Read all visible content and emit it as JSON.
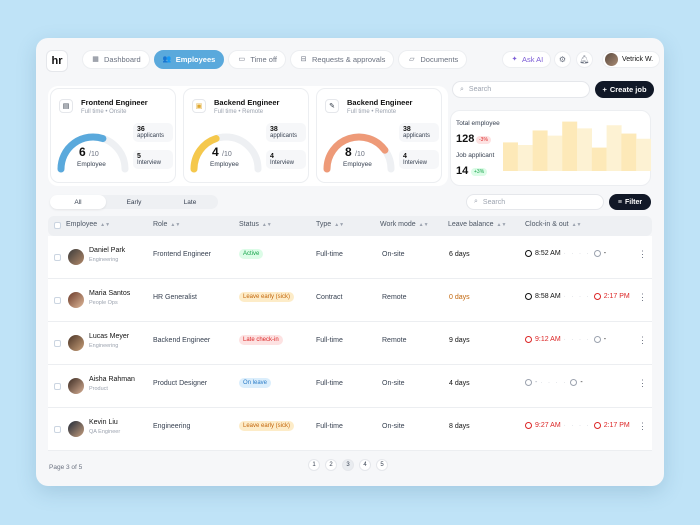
{
  "nav": {
    "logo": "hr",
    "items": [
      {
        "label": "Dashboard",
        "icon": "grid-icon"
      },
      {
        "label": "Employees",
        "icon": "users-icon"
      },
      {
        "label": "Time off",
        "icon": "calendar-icon"
      },
      {
        "label": "Requests & approvals",
        "icon": "inbox-icon"
      },
      {
        "label": "Documents",
        "icon": "folder-icon"
      }
    ],
    "active": "Employees",
    "ask_ai": "Ask AI",
    "user_name": "Vetrick W."
  },
  "jobs": [
    {
      "title": "Frontend Engineer",
      "type": "Full time",
      "mode": "Onsite",
      "value": 6,
      "max": "/10",
      "label": "Employee",
      "applicants": "36",
      "applicants_label": "applicants",
      "interview": "5",
      "interview_label": "Interview",
      "color": "#5aa9dc"
    },
    {
      "title": "Backend Engineer",
      "type": "Full time",
      "mode": "Remote",
      "value": 4,
      "max": "/10",
      "label": "Employee",
      "applicants": "38",
      "applicants_label": "applicants",
      "interview": "4",
      "interview_label": "Interview",
      "color": "#f5c84c"
    },
    {
      "title": "Backend Engineer",
      "type": "Full time",
      "mode": "Remote",
      "value": 8,
      "max": "/10",
      "label": "Employee",
      "applicants": "38",
      "applicants_label": "applicants",
      "interview": "4",
      "interview_label": "Interview",
      "color": "#ee9a78"
    }
  ],
  "top_search": {
    "placeholder": "Search"
  },
  "create_job": "Create job",
  "stats": {
    "total_label": "Total employee",
    "total_value": "128",
    "total_change": "-3%",
    "applicant_label": "Job applicant",
    "applicant_value": "14",
    "applicant_change": "+3%",
    "bars": [
      0.55,
      0.5,
      0.78,
      0.68,
      0.95,
      0.82,
      0.45,
      0.88,
      0.72,
      0.62
    ]
  },
  "filters": {
    "tabs": [
      "All",
      "Early",
      "Late"
    ],
    "active": "All",
    "search_placeholder": "Search",
    "filter_label": "Filter"
  },
  "table": {
    "headers": [
      "Employee",
      "Role",
      "Status",
      "Type",
      "Work mode",
      "Leave balance",
      "Clock-in & out"
    ],
    "rows": [
      {
        "name": "Daniel Park",
        "dept": "Engineering",
        "role": "Frontend Engineer",
        "status": "Active",
        "status_kind": "green",
        "type": "Full-time",
        "mode": "On-site",
        "leave": "6 days",
        "leave_kind": "normal",
        "clock_in": "8:52 AM",
        "clock_in_kind": "normal",
        "clock_out": "-",
        "clock_out_kind": "normal"
      },
      {
        "name": "Maria Santos",
        "dept": "People Ops",
        "role": "HR Generalist",
        "status": "Leave early (sick)",
        "status_kind": "orange",
        "type": "Contract",
        "mode": "Remote",
        "leave": "0 days",
        "leave_kind": "orange",
        "clock_in": "8:58 AM",
        "clock_in_kind": "normal",
        "clock_out": "2:17 PM",
        "clock_out_kind": "red"
      },
      {
        "name": "Lucas Meyer",
        "dept": "Engineering",
        "role": "Backend Engineer",
        "status": "Late check-in",
        "status_kind": "red",
        "type": "Full-time",
        "mode": "Remote",
        "leave": "9 days",
        "leave_kind": "normal",
        "clock_in": "9:12 AM",
        "clock_in_kind": "red",
        "clock_out": "-",
        "clock_out_kind": "normal"
      },
      {
        "name": "Aisha Rahman",
        "dept": "Product",
        "role": "Product Designer",
        "status": "On leave",
        "status_kind": "blue",
        "type": "Full-time",
        "mode": "On-site",
        "leave": "4 days",
        "leave_kind": "normal",
        "clock_in": "-",
        "clock_in_kind": "muted",
        "clock_out": "-",
        "clock_out_kind": "normal"
      },
      {
        "name": "Kevin Liu",
        "dept": "QA Engineer",
        "role": "Engineering",
        "status": "Leave early (sick)",
        "status_kind": "orange",
        "type": "Full-time",
        "mode": "On-site",
        "leave": "8 days",
        "leave_kind": "normal",
        "clock_in": "9:27 AM",
        "clock_in_kind": "red",
        "clock_out": "2:17 PM",
        "clock_out_kind": "red"
      }
    ]
  },
  "footer": {
    "page_text": "Page 3 of 5",
    "pages": [
      "1",
      "2",
      "3",
      "4",
      "5"
    ],
    "current": "3"
  },
  "colors": {
    "accent": "#5aa9dc",
    "dark": "#111827",
    "red": "#dc2626",
    "orange": "#c2660b"
  }
}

§ **WHAT YOU WILL DO**
Each record must be quoted in full and exactly. Do not include the pictures.

§ **TASK RESPONSE**
Read all visible content and emit it as JSON.
{
  "nav": {
    "logo": "hr",
    "items": [
      {
        "label": "Dashboard",
        "icon": "grid-icon"
      },
      {
        "label": "Employees",
        "icon": "users-icon"
      },
      {
        "label": "Time off",
        "icon": "calendar-icon"
      },
      {
        "label": "Requests & approvals",
        "icon": "inbox-icon"
      },
      {
        "label": "Documents",
        "icon": "folder-icon"
      }
    ],
    "active": "Employees",
    "ask_ai": "Ask AI",
    "user_name": "Vetrick W."
  },
  "jobs": [
    {
      "title": "Frontend Engineer",
      "type": "Full time",
      "mode": "Onsite",
      "value": 6,
      "max": "/10",
      "label": "Employee",
      "applicants": "36",
      "applicants_label": "applicants",
      "interview": "5",
      "interview_label": "Interview",
      "color": "#5aa9dc"
    },
    {
      "title": "Backend Engineer",
      "type": "Full time",
      "mode": "Remote",
      "value": 4,
      "max": "/10",
      "label": "Employee",
      "applicants": "38",
      "applicants_label": "applicants",
      "interview": "4",
      "interview_label": "Interview",
      "color": "#f5c84c"
    },
    {
      "title": "Backend Engineer",
      "type": "Full time",
      "mode": "Remote",
      "value": 8,
      "max": "/10",
      "label": "Employee",
      "applicants": "38",
      "applicants_label": "applicants",
      "interview": "4",
      "interview_label": "Interview",
      "color": "#ee9a78"
    }
  ],
  "top_search": {
    "placeholder": "Search"
  },
  "create_job": "Create job",
  "stats": {
    "total_label": "Total employee",
    "total_value": "128",
    "total_change": "-3%",
    "applicant_label": "Job applicant",
    "applicant_value": "14",
    "applicant_change": "+3%",
    "bars": [
      0.55,
      0.5,
      0.78,
      0.68,
      0.95,
      0.82,
      0.45,
      0.88,
      0.72,
      0.62
    ]
  },
  "filters": {
    "tabs": [
      "All",
      "Early",
      "Late"
    ],
    "active": "All",
    "search_placeholder": "Search",
    "filter_label": "Filter"
  },
  "table": {
    "headers": [
      "Employee",
      "Role",
      "Status",
      "Type",
      "Work mode",
      "Leave balance",
      "Clock-in & out"
    ],
    "rows": [
      {
        "name": "Daniel Park",
        "dept": "Engineering",
        "role": "Frontend Engineer",
        "status": "Active",
        "status_kind": "green",
        "type": "Full-time",
        "mode": "On-site",
        "leave": "6 days",
        "leave_kind": "normal",
        "clock_in": "8:52 AM",
        "clock_in_kind": "normal",
        "clock_out": "-",
        "clock_out_kind": "normal"
      },
      {
        "name": "Maria Santos",
        "dept": "People Ops",
        "role": "HR Generalist",
        "status": "Leave early (sick)",
        "status_kind": "orange",
        "type": "Contract",
        "mode": "Remote",
        "leave": "0 days",
        "leave_kind": "orange",
        "clock_in": "8:58 AM",
        "clock_in_kind": "normal",
        "clock_out": "2:17 PM",
        "clock_out_kind": "red"
      },
      {
        "name": "Lucas Meyer",
        "dept": "Engineering",
        "role": "Backend Engineer",
        "status": "Late check-in",
        "status_kind": "red",
        "type": "Full-time",
        "mode": "Remote",
        "leave": "9 days",
        "leave_kind": "normal",
        "clock_in": "9:12 AM",
        "clock_in_kind": "red",
        "clock_out": "-",
        "clock_out_kind": "normal"
      },
      {
        "name": "Aisha Rahman",
        "dept": "Product",
        "role": "Product Designer",
        "status": "On leave",
        "status_kind": "blue",
        "type": "Full-time",
        "mode": "On-site",
        "leave": "4 days",
        "leave_kind": "normal",
        "clock_in": "-",
        "clock_in_kind": "muted",
        "clock_out": "-",
        "clock_out_kind": "normal"
      },
      {
        "name": "Kevin Liu",
        "dept": "QA Engineer",
        "role": "Engineering",
        "status": "Leave early (sick)",
        "status_kind": "orange",
        "type": "Full-time",
        "mode": "On-site",
        "leave": "8 days",
        "leave_kind": "normal",
        "clock_in": "9:27 AM",
        "clock_in_kind": "red",
        "clock_out": "2:17 PM",
        "clock_out_kind": "red"
      }
    ]
  },
  "footer": {
    "page_text": "Page 3 of 5",
    "pages": [
      "1",
      "2",
      "3",
      "4",
      "5"
    ],
    "current": "3"
  },
  "colors": {
    "accent": "#5aa9dc",
    "dark": "#111827",
    "red": "#dc2626",
    "orange": "#c2660b"
  }
}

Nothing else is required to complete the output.